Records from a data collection
^^^^^^^^
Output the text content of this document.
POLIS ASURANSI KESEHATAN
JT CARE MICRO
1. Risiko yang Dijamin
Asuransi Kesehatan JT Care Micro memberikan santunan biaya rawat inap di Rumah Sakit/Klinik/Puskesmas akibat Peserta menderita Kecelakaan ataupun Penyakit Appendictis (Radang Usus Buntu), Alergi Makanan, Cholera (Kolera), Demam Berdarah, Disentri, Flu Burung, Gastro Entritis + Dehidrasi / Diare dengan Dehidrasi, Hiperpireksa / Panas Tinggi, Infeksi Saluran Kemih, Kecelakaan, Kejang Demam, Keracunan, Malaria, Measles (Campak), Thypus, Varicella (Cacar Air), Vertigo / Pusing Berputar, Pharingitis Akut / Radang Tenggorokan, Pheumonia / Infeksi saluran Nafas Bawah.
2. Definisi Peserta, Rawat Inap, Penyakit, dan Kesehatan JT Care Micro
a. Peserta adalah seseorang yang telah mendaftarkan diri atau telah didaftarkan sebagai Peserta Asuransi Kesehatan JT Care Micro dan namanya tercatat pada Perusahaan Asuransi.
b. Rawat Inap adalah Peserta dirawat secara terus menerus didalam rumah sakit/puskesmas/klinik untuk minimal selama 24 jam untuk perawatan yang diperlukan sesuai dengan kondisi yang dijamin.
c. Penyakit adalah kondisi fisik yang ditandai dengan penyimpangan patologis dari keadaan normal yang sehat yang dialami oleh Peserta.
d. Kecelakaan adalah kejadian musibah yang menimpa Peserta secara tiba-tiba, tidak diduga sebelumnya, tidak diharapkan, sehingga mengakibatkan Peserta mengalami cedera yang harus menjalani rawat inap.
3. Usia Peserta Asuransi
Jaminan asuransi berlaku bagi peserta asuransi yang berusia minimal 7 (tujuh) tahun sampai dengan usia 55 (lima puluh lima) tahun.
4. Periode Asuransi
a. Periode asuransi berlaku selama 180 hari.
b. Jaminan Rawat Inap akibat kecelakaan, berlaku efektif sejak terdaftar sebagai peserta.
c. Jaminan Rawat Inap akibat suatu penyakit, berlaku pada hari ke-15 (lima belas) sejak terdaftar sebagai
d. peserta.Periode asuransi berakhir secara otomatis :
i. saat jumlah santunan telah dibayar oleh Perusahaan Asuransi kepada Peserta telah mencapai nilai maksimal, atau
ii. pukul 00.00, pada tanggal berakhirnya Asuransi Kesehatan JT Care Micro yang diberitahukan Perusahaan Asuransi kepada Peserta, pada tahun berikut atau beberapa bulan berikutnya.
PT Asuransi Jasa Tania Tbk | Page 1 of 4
^^^^^^^^
→ Aim of the exercise:
Write out the entries above once more, without altering anything.

→ Response below:
Output the text content of this document.
POLIS ASURANSI KESEHATAN
JT CARE MICRO
1. Risiko yang Dijamin
Asuransi Kesehatan JT Care Micro memberikan santunan biaya rawat inap di Rumah Sakit/Klinik/Puskesmas akibat Peserta menderita Kecelakaan ataupun Penyakit Appendictis (Radang Usus Buntu), Alergi Makanan, Cholera (Kolera), Demam Berdarah, Disentri, Flu Burung, Gastro Entritis + Dehidrasi / Diare dengan Dehidrasi, Hiperpireksa / Panas Tinggi, Infeksi Saluran Kemih, Kecelakaan, Kejang Demam, Keracunan, Malaria, Measles (Campak), Thypus, Varicella (Cacar Air), Vertigo / Pusing Berputar, Pharingitis Akut / Radang Tenggorokan, Pheumonia / Infeksi saluran Nafas Bawah.
2. Definisi Peserta, Rawat Inap, Penyakit, dan Kesehatan JT Care Micro
a. Peserta adalah seseorang yang telah mendaftarkan diri atau telah didaftarkan sebagai Peserta Asuransi Kesehatan JT Care Micro dan namanya tercatat pada Perusahaan Asuransi.
b. Rawat Inap adalah Peserta dirawat secara terus menerus didalam rumah sakit/puskesmas/klinik untuk minimal selama 24 jam untuk perawatan yang diperlukan sesuai dengan kondisi yang dijamin.
c. Penyakit adalah kondisi fisik yang ditandai dengan penyimpangan patologis dari keadaan normal yang sehat yang dialami oleh Peserta.
d. Kecelakaan adalah kejadian musibah yang menimpa Peserta secara tiba-tiba, tidak diduga sebelumnya, tidak diharapkan, sehingga mengakibatkan Peserta mengalami cedera yang harus menjalani rawat inap.
3. Usia Peserta Asuransi
Jaminan asuransi berlaku bagi peserta asuransi yang berusia minimal 7 (tujuh) tahun sampai dengan usia 55 (lima puluh lima) tahun.
4. Periode Asuransi
a. Periode asuransi berlaku selama 180 hari.
b. Jaminan Rawat Inap akibat kecelakaan, berlaku efektif sejak terdaftar sebagai peserta.
c. Jaminan Rawat Inap akibat suatu penyakit, berlaku pada hari ke-15 (lima belas) sejak terdaftar sebagai
d. peserta.Periode asuransi berakhir secara otomatis :
i. saat jumlah santunan telah dibayar oleh Perusahaan Asuransi kepada Peserta telah mencapai nilai maksimal, atau
ii. pukul 00.00, pada tanggal berakhirnya Asuransi Kesehatan JT Care Micro yang diberitahukan Perusahaan Asuransi kepada Peserta, pada tahun berikut atau beberapa bulan berikutnya.
PT Asuransi Jasa Tania Tbk | Page 1 of 4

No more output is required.